> [DIRECTIONS FOR THIS TASK]
Repeat every line of the listing below exactly, minus the pictures.

Stored records
◆ ◆ ◆ ◆

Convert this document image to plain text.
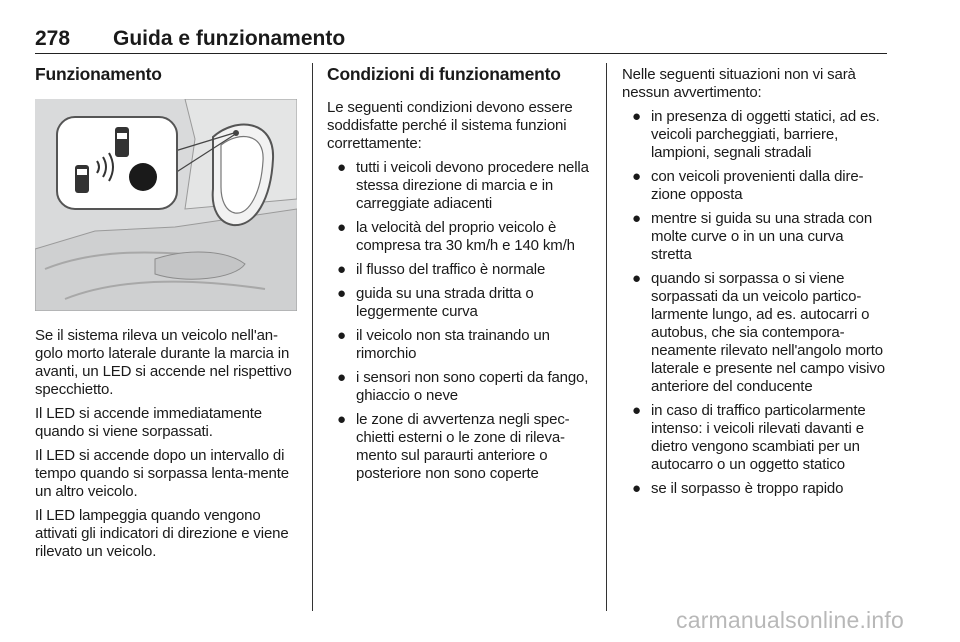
278 Guida e funzionamento
Funzionamento

Se il sistema rileva un veicolo nell'an-golo morto laterale durante la marcia in avanti, un LED si accende nel rispettivo specchietto.

Il LED si accende immediatamente quando si viene sorpassati.

Il LED si accende dopo un intervallo di tempo quando si sorpassa lenta-mente un altro veicolo.

Il LED lampeggia quando vengono attivati gli indicatori di direzione e viene rilevato un veicolo.

Condizioni di funzionamento

Le seguenti condizioni devono essere soddisfatte perché il sistema funzioni correttamente:

● tutti i veicoli devono procedere nella stessa direzione di marcia e in carreggiate adiacenti
● la velocità del proprio veicolo è compresa tra 30 km/h e 140 km/h
● il flusso del traffico è normale
● guida su una strada dritta o leggermente curva
● il veicolo non sta trainando un rimorchio
● i sensori non sono coperti da fango, ghiaccio o neve
● le zone di avvertenza negli spec-chietti esterni o le zone di rileva-mento sul paraurti anteriore o posteriore non sono coperte

Nelle seguenti situazioni non vi sarà nessun avvertimento:

● in presenza di oggetti statici, ad es. veicoli parcheggiati, barriere, lampioni, segnali stradali
● con veicoli provenienti dalla dire-zione opposta
● mentre si guida su una strada con molte curve o in un una curva stretta
● quando si sorpassa o si viene sorpassati da un veicolo partico-larmente lungo, ad es. autocarri o autobus, che sia contempora-neamente rilevato nell'angolo morto laterale e presente nel campo visivo anteriore del conducente
● in caso di traffico particolarmente intenso: i veicoli rilevati davanti e dietro vengono scambiati per un autocarro o un oggetto statico
● se il sorpasso è troppo rapido
carmanualsonline.info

◆ ◆ ◆ ◆

> [RESPONSE TO THIS EXERCISE]
Convert this document image to plain text.
278 Guida e funzionamento
Funzionamento

Se il sistema rileva un veicolo nell'an-golo morto laterale durante la marcia in avanti, un LED si accende nel rispettivo specchietto.

Il LED si accende immediatamente quando si viene sorpassati.

Il LED si accende dopo un intervallo di tempo quando si sorpassa lenta-mente un altro veicolo.

Il LED lampeggia quando vengono attivati gli indicatori di direzione e viene rilevato un veicolo.

Condizioni di funzionamento

Le seguenti condizioni devono essere soddisfatte perché il sistema funzioni correttamente:

● tutti i veicoli devono procedere nella stessa direzione di marcia e in carreggiate adiacenti
● la velocità del proprio veicolo è compresa tra 30 km/h e 140 km/h
● il flusso del traffico è normale
● guida su una strada dritta o leggermente curva
● il veicolo non sta trainando un rimorchio
● i sensori non sono coperti da fango, ghiaccio o neve
● le zone di avvertenza negli spec-chietti esterni o le zone di rileva-mento sul paraurti anteriore o posteriore non sono coperte

Nelle seguenti situazioni non vi sarà nessun avvertimento:

● in presenza di oggetti statici, ad es. veicoli parcheggiati, barriere, lampioni, segnali stradali
● con veicoli provenienti dalla dire-zione opposta
● mentre si guida su una strada con molte curve o in un una curva stretta
● quando si sorpassa o si viene sorpassati da un veicolo partico-larmente lungo, ad es. autocarri o autobus, che sia contempora-neamente rilevato nell'angolo morto laterale e presente nel campo visivo anteriore del conducente
● in caso di traffico particolarmente intenso: i veicoli rilevati davanti e dietro vengono scambiati per un autocarro o un oggetto statico
● se il sorpasso è troppo rapido
carmanualsonline.info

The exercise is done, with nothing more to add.